▶ _Written exercise_: Count every line that holds the string "typical", then give that number alone.

▶ _Material shown_:
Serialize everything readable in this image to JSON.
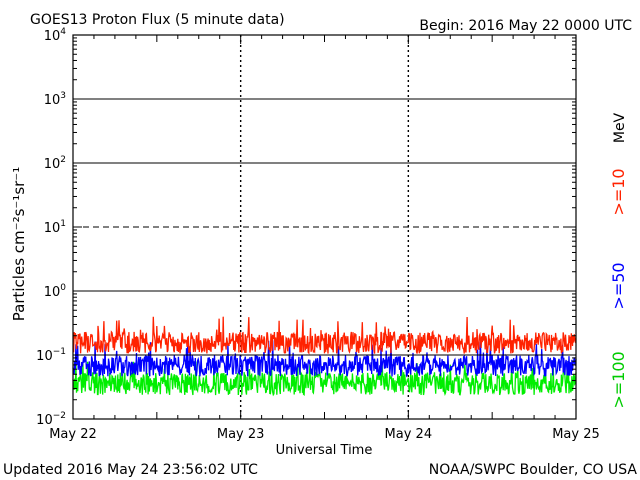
{
  "header": {
    "title": "GOES13 Proton Flux (5 minute data)",
    "begin": "Begin: 2016 May 22 0000 UTC"
  },
  "footer": {
    "updated": "Updated 2016 May 24 23:56:02 UTC",
    "credit": "NOAA/SWPC Boulder, CO USA"
  },
  "legend": {
    "unit": "MeV",
    "items": [
      ">=10",
      ">=50",
      ">=100"
    ]
  },
  "chart_data": {
    "type": "line",
    "title": "GOES13 Proton Flux (5 minute data)",
    "xlabel": "Universal Time",
    "ylabel": "Particles cm⁻²s⁻¹sr⁻¹",
    "yscale": "log",
    "ylim": [
      0.01,
      10000
    ],
    "xlim": [
      "2016-05-22 00:00",
      "2016-05-25 00:00"
    ],
    "x_tick_labels": [
      "May 22",
      "May 23",
      "May 24",
      "May 25"
    ],
    "y_tick_exponents": [
      -2,
      -1,
      0,
      1,
      2,
      3,
      4
    ],
    "reference_lines": [
      {
        "value": 10,
        "style": "dashed"
      },
      {
        "value": 0.1,
        "style": "solid"
      }
    ],
    "series": [
      {
        "name": ">=10",
        "color": "#ff2200",
        "typical": 0.15,
        "low": 0.09,
        "high": 0.4
      },
      {
        "name": ">=50",
        "color": "#0000ff",
        "typical": 0.065,
        "low": 0.04,
        "high": 0.17
      },
      {
        "name": ">=100",
        "color": "#00ee00",
        "typical": 0.035,
        "low": 0.02,
        "high": 0.08
      }
    ]
  }
}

▶ _Output for this task_: 3